# REQUIREMENT:
Of all the lines in the data below, how many contain "Output"? Report that number alone.

(Records that describe figures)

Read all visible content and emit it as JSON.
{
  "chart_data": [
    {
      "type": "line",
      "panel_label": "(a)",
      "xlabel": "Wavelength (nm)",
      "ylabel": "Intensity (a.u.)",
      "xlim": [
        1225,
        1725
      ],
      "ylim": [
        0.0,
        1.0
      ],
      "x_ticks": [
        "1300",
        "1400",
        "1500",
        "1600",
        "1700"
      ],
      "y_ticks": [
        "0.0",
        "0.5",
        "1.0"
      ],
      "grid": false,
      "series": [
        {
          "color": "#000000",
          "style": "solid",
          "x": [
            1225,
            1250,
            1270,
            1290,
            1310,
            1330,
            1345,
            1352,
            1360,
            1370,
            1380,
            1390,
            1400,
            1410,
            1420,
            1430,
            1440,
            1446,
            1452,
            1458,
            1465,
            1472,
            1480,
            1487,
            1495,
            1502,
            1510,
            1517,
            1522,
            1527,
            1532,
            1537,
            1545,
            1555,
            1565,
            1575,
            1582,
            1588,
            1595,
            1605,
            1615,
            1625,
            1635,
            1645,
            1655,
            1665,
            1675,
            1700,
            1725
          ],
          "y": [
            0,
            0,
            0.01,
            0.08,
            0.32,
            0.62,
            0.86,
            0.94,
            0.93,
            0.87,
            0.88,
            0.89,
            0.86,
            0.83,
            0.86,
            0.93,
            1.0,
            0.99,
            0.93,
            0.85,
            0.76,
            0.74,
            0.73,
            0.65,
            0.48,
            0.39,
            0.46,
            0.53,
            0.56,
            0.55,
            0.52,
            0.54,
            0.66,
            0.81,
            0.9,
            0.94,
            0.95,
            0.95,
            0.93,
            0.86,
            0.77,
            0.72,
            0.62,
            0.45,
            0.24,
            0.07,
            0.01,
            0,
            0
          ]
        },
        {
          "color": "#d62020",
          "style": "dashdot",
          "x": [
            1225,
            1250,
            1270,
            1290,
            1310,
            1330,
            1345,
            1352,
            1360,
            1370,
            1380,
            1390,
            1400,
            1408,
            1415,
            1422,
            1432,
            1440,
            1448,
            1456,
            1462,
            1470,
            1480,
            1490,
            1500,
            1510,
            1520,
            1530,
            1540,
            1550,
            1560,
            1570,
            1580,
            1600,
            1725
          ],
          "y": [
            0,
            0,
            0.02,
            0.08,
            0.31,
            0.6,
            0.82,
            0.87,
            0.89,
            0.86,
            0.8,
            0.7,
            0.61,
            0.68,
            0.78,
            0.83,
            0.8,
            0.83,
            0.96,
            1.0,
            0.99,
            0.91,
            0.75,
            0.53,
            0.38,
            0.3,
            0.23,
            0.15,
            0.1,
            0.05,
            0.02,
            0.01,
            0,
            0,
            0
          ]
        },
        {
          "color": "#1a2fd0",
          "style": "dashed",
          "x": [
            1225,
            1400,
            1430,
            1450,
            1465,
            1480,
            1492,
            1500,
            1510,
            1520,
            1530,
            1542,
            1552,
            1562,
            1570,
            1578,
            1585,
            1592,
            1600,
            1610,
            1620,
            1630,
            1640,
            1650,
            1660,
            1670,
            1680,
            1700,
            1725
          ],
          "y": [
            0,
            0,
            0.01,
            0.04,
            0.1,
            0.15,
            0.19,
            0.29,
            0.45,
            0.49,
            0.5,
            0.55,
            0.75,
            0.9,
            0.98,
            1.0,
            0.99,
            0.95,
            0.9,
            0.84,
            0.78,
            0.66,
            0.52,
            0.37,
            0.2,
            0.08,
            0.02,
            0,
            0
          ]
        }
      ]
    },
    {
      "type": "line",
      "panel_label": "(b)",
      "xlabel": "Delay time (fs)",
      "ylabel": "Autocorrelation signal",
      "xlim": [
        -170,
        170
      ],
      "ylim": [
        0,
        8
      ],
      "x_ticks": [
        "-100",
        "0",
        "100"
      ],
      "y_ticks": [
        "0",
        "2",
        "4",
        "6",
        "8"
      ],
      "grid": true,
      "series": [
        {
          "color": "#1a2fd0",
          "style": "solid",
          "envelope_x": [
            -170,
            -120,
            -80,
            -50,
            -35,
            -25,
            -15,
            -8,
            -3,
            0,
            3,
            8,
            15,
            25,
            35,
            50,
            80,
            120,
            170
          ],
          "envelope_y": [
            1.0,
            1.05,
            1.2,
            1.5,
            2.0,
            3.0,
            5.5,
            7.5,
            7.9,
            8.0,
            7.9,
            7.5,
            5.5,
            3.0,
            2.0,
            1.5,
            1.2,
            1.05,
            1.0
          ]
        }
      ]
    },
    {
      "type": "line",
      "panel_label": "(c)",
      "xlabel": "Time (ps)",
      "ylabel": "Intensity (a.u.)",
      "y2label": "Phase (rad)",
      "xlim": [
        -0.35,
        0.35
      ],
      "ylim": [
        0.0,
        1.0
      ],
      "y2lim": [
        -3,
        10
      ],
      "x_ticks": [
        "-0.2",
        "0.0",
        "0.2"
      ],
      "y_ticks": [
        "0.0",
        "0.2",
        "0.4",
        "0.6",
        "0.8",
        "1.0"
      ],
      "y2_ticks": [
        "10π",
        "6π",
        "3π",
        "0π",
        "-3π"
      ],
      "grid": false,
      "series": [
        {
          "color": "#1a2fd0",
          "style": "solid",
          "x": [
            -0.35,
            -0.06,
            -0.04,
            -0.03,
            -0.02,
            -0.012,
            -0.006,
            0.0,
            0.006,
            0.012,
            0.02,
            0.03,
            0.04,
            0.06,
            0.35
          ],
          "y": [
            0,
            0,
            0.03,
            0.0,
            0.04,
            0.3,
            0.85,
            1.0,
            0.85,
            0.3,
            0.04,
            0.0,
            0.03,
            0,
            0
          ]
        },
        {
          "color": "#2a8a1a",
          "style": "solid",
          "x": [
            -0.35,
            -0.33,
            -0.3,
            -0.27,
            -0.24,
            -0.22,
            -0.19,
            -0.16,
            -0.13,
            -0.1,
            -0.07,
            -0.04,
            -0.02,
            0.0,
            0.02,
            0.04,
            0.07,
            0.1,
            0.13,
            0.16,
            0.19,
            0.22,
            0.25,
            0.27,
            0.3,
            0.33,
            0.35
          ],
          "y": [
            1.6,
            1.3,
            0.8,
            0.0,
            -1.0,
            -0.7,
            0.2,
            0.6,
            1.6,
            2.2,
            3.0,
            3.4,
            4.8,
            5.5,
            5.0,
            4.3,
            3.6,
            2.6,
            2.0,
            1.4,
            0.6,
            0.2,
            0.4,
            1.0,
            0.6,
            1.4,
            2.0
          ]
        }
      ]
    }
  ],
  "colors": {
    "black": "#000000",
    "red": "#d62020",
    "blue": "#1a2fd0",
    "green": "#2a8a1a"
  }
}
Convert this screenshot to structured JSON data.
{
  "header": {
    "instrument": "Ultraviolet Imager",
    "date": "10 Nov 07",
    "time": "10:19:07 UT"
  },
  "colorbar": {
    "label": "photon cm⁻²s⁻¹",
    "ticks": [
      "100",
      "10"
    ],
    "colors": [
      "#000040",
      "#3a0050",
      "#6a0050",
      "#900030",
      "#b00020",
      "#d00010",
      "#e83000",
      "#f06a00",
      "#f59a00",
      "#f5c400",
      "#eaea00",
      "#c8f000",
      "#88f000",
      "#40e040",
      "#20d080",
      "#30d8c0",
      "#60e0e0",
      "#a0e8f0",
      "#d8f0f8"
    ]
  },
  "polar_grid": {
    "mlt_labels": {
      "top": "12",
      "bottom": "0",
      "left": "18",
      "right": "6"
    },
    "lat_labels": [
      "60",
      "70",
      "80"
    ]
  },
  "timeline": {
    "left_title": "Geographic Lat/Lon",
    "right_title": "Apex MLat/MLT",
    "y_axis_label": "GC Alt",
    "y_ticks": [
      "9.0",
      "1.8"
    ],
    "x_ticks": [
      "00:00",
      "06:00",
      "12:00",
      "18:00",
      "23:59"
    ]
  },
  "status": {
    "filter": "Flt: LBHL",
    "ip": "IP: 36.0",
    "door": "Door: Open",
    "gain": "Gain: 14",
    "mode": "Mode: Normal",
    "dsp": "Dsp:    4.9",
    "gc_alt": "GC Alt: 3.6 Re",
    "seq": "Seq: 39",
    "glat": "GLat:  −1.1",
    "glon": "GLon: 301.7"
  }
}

==

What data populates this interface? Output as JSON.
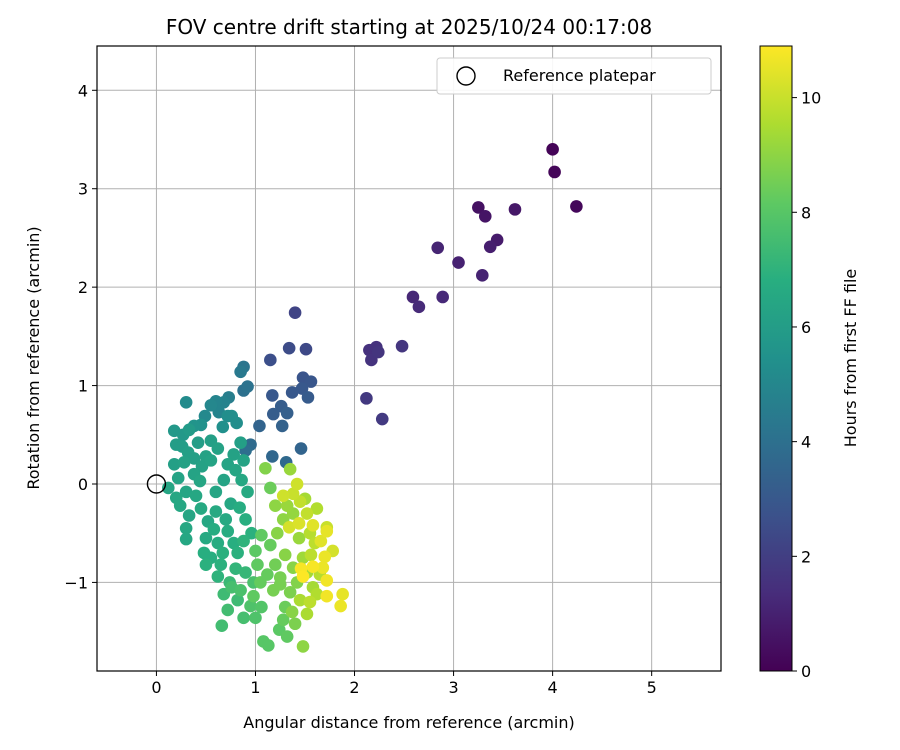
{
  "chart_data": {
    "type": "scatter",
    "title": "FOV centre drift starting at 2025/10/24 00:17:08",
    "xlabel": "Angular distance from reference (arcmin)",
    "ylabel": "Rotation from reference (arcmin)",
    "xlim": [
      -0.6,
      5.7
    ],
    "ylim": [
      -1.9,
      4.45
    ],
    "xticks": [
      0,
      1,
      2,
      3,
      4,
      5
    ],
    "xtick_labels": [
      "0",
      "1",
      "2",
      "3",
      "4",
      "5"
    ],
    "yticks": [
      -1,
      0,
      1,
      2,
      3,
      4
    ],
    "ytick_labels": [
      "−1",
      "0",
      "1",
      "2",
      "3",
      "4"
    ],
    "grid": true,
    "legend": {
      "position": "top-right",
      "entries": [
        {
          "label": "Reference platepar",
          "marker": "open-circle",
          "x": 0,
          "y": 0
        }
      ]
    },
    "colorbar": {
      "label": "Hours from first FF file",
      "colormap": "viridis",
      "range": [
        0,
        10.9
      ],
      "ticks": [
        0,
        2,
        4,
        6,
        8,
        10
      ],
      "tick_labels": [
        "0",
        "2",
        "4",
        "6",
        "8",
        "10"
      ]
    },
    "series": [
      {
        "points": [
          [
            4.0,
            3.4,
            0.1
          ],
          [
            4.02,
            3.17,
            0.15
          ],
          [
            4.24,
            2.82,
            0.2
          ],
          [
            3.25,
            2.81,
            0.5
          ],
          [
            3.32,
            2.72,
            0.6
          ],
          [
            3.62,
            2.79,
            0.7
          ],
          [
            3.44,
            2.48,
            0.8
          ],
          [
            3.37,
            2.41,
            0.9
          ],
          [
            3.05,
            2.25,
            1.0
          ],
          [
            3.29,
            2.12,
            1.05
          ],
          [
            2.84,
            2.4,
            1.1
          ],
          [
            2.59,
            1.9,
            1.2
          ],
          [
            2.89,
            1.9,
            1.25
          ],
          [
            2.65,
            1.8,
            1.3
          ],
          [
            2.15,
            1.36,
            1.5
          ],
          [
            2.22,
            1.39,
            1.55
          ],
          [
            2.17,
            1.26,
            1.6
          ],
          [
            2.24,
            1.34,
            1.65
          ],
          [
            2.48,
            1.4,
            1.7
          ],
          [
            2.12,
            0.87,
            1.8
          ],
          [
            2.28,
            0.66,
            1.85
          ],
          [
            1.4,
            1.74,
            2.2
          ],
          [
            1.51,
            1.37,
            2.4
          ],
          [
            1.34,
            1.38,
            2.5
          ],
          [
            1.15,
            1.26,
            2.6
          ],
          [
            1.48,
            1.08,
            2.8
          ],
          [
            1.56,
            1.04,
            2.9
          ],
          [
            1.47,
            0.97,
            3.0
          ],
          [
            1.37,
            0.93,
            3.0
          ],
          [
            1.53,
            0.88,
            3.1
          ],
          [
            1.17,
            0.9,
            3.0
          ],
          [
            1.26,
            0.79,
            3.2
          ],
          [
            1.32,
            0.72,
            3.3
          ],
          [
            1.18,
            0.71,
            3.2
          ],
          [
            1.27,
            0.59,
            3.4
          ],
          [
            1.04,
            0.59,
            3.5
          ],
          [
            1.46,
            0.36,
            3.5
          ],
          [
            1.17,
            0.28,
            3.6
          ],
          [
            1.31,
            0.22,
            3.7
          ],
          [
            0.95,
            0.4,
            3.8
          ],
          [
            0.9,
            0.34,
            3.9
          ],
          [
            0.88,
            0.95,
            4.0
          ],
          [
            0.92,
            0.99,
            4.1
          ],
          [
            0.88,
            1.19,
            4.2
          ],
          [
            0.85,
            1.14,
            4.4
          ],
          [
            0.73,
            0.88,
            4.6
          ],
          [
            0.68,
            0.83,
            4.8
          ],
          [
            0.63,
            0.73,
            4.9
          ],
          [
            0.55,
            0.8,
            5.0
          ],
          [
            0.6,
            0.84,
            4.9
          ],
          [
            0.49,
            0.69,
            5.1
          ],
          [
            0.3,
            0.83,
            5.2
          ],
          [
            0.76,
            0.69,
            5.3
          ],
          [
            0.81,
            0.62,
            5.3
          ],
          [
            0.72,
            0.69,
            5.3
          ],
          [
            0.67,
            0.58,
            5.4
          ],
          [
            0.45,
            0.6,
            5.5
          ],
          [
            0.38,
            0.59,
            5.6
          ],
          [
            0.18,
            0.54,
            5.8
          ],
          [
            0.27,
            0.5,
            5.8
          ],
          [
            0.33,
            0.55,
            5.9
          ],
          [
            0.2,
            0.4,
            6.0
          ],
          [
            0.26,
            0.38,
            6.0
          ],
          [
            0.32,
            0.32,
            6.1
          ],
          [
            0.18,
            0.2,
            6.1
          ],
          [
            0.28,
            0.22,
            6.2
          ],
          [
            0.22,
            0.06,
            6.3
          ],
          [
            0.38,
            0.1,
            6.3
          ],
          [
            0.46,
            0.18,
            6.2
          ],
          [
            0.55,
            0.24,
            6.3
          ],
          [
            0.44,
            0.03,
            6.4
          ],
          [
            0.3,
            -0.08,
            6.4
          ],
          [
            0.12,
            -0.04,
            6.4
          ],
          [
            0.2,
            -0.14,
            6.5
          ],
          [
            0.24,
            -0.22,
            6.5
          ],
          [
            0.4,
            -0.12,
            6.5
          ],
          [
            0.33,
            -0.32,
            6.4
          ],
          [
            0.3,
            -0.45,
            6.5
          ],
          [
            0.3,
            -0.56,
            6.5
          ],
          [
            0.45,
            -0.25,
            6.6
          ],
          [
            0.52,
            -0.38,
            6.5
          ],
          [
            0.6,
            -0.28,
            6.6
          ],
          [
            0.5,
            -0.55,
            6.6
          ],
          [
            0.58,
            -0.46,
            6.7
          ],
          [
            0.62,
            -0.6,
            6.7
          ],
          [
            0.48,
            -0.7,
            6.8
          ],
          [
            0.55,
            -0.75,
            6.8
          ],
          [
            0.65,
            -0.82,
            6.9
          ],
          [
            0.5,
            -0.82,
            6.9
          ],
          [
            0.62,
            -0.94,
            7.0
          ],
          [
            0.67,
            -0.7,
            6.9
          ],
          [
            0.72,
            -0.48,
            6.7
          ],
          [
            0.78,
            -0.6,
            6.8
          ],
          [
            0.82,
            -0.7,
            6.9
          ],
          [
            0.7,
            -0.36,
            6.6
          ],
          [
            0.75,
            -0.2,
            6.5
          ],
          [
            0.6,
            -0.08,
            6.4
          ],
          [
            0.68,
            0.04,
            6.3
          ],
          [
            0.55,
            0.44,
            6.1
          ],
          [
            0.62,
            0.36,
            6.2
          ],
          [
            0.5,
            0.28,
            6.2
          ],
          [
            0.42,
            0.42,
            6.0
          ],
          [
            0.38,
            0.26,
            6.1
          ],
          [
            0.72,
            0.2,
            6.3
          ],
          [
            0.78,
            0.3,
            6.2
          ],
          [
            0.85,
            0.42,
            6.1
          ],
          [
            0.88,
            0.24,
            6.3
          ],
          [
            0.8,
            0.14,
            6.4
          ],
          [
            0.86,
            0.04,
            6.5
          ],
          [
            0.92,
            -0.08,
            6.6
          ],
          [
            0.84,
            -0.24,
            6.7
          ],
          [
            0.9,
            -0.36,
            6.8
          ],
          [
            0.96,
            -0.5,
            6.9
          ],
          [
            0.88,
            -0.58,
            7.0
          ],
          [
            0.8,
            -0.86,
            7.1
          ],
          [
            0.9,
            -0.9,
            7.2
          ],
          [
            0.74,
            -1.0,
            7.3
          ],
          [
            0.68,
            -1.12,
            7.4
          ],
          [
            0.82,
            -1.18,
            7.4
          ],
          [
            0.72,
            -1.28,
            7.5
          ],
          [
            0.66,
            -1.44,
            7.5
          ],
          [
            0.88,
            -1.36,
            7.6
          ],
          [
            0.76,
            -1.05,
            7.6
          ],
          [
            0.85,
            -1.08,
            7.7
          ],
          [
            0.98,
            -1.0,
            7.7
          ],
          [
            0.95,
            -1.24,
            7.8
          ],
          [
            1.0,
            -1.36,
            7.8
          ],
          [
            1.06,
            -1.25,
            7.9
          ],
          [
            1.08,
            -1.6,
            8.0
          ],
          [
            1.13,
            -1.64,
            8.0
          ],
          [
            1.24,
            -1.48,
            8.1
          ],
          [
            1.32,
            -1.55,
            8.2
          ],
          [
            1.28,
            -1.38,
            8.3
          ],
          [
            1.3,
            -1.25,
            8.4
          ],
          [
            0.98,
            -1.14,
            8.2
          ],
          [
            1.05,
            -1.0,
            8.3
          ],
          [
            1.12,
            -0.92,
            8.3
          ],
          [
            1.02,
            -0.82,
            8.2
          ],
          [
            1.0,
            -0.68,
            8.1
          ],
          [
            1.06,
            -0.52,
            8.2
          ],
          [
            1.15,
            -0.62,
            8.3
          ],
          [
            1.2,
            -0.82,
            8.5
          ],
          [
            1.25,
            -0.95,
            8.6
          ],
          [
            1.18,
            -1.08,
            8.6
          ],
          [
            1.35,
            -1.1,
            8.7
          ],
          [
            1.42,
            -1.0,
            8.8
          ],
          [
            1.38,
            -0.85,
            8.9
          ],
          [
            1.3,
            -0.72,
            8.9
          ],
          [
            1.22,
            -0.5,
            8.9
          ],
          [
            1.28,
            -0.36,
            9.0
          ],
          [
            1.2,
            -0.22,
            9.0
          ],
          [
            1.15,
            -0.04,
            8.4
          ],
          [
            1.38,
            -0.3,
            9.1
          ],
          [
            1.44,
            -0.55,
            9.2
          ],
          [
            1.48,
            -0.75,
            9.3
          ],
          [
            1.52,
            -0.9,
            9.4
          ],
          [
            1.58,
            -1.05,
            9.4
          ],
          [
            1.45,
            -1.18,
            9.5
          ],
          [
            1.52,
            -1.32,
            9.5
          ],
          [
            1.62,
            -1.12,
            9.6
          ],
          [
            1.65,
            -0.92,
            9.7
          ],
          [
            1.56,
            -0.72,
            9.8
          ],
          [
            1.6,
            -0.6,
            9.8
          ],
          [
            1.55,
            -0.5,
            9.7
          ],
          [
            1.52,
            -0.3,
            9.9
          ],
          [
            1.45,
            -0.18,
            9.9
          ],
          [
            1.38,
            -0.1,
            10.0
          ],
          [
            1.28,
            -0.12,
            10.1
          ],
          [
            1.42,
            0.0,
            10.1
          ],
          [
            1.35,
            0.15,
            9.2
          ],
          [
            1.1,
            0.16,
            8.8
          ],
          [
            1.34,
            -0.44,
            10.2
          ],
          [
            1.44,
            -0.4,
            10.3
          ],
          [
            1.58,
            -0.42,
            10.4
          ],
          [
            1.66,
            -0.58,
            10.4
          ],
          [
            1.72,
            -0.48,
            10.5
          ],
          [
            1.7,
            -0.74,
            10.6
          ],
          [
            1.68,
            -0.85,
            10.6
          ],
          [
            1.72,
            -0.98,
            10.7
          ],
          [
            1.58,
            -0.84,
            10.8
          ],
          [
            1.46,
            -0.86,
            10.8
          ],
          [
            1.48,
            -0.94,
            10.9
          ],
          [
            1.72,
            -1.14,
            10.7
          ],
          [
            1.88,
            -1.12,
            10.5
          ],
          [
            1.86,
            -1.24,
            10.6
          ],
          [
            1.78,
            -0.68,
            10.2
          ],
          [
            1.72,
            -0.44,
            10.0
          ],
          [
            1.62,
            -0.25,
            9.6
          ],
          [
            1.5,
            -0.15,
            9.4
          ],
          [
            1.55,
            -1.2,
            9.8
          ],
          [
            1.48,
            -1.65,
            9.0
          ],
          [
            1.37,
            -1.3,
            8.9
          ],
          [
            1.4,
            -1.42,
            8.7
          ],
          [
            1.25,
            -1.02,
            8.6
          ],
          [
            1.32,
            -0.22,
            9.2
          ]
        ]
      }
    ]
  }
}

* * *

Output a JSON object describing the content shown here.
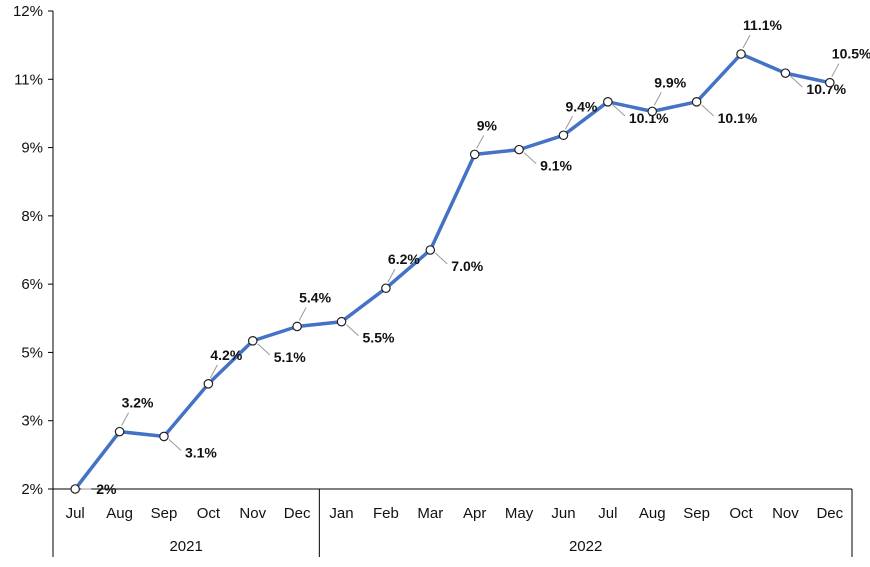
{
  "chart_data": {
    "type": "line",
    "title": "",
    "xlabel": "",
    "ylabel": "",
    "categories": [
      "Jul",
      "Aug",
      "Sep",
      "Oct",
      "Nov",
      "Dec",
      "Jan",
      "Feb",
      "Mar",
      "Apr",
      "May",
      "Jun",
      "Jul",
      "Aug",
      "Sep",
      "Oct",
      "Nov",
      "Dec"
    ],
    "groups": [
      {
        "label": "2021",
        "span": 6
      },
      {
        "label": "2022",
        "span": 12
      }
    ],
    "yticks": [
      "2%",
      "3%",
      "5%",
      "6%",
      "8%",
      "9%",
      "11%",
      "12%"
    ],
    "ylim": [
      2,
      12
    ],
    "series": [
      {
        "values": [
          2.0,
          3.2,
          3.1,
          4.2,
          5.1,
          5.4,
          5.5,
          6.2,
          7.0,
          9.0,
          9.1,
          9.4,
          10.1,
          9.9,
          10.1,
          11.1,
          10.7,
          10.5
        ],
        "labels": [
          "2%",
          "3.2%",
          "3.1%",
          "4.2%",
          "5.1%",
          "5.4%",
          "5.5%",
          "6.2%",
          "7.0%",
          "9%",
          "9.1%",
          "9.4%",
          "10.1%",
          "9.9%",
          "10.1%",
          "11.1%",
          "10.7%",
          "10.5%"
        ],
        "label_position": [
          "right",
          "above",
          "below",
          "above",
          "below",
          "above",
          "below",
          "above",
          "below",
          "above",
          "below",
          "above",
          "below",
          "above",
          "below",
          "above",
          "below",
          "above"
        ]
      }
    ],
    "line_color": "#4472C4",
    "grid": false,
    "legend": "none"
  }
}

# TASK SOLUTION:
2